Short problem
Quote the lines from the line holding "Transcribe this chart's" to the very end of the listing, exactly, and no others.

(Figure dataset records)
————
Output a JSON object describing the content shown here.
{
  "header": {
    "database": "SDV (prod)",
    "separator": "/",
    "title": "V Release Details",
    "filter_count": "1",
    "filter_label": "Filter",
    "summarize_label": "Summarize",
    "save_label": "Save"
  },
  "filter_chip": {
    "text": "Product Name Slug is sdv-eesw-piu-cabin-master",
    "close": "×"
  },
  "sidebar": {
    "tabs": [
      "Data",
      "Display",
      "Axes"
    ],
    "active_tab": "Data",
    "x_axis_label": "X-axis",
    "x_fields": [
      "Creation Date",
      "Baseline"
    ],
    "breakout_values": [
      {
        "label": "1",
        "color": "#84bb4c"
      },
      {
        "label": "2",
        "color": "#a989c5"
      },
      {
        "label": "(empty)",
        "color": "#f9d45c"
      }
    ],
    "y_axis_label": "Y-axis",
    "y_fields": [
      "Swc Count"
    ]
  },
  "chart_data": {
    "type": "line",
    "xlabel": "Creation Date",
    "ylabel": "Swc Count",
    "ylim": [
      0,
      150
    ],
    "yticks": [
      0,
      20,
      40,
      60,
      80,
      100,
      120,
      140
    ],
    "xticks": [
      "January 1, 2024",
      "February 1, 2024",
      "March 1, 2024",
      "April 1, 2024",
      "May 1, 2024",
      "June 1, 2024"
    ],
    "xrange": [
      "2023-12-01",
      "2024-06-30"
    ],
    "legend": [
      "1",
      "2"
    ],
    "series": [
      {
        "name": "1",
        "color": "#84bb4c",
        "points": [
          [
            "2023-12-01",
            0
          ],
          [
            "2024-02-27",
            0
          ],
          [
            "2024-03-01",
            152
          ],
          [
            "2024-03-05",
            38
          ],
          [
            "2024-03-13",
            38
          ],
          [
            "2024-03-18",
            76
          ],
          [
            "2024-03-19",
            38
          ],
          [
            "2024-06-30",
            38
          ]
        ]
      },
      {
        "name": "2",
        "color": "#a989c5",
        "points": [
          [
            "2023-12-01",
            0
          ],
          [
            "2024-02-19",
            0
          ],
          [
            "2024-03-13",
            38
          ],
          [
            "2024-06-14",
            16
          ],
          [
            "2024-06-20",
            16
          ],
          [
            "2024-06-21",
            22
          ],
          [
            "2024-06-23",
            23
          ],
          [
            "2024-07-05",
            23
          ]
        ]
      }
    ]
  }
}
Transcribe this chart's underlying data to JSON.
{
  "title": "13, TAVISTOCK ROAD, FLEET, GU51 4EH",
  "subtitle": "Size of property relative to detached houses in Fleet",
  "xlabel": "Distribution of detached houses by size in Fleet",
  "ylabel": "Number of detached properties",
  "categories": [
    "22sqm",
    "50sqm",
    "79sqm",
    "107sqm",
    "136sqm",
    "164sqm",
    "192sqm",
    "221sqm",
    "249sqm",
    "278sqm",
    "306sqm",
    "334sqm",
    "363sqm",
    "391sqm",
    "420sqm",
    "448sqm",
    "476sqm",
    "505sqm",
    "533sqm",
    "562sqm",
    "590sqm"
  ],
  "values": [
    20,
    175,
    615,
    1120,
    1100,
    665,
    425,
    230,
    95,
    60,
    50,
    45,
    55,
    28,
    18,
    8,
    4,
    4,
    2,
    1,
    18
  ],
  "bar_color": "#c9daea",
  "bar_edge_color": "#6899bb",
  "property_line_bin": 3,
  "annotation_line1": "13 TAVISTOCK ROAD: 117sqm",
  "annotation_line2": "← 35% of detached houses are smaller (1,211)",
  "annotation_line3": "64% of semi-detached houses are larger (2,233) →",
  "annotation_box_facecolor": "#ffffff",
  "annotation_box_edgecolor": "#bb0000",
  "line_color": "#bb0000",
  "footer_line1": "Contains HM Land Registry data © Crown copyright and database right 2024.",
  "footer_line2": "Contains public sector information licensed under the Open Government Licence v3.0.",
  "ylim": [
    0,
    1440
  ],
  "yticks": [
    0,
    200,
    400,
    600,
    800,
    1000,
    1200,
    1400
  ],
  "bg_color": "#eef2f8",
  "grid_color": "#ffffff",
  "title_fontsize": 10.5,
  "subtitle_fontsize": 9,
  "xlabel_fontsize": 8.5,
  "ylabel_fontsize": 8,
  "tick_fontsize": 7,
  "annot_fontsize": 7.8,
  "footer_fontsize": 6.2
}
————
Answer to the exercise
Transcribe this chart's underlying data to JSON.
{
  "title": "13, TAVISTOCK ROAD, FLEET, GU51 4EH",
  "subtitle": "Size of property relative to detached houses in Fleet",
  "xlabel": "Distribution of detached houses by size in Fleet",
  "ylabel": "Number of detached properties",
  "categories": [
    "22sqm",
    "50sqm",
    "79sqm",
    "107sqm",
    "136sqm",
    "164sqm",
    "192sqm",
    "221sqm",
    "249sqm",
    "278sqm",
    "306sqm",
    "334sqm",
    "363sqm",
    "391sqm",
    "420sqm",
    "448sqm",
    "476sqm",
    "505sqm",
    "533sqm",
    "562sqm",
    "590sqm"
  ],
  "values": [
    20,
    175,
    615,
    1120,
    1100,
    665,
    425,
    230,
    95,
    60,
    50,
    45,
    55,
    28,
    18,
    8,
    4,
    4,
    2,
    1,
    18
  ],
  "bar_color": "#c9daea",
  "bar_edge_color": "#6899bb",
  "property_line_bin": 3,
  "annotation_line1": "13 TAVISTOCK ROAD: 117sqm",
  "annotation_line2": "← 35% of detached houses are smaller (1,211)",
  "annotation_line3": "64% of semi-detached houses are larger (2,233) →",
  "annotation_box_facecolor": "#ffffff",
  "annotation_box_edgecolor": "#bb0000",
  "line_color": "#bb0000",
  "footer_line1": "Contains HM Land Registry data © Crown copyright and database right 2024.",
  "footer_line2": "Contains public sector information licensed under the Open Government Licence v3.0.",
  "ylim": [
    0,
    1440
  ],
  "yticks": [
    0,
    200,
    400,
    600,
    800,
    1000,
    1200,
    1400
  ],
  "bg_color": "#eef2f8",
  "grid_color": "#ffffff",
  "title_fontsize": 10.5,
  "subtitle_fontsize": 9,
  "xlabel_fontsize": 8.5,
  "ylabel_fontsize": 8,
  "tick_fontsize": 7,
  "annot_fontsize": 7.8,
  "footer_fontsize": 6.2
}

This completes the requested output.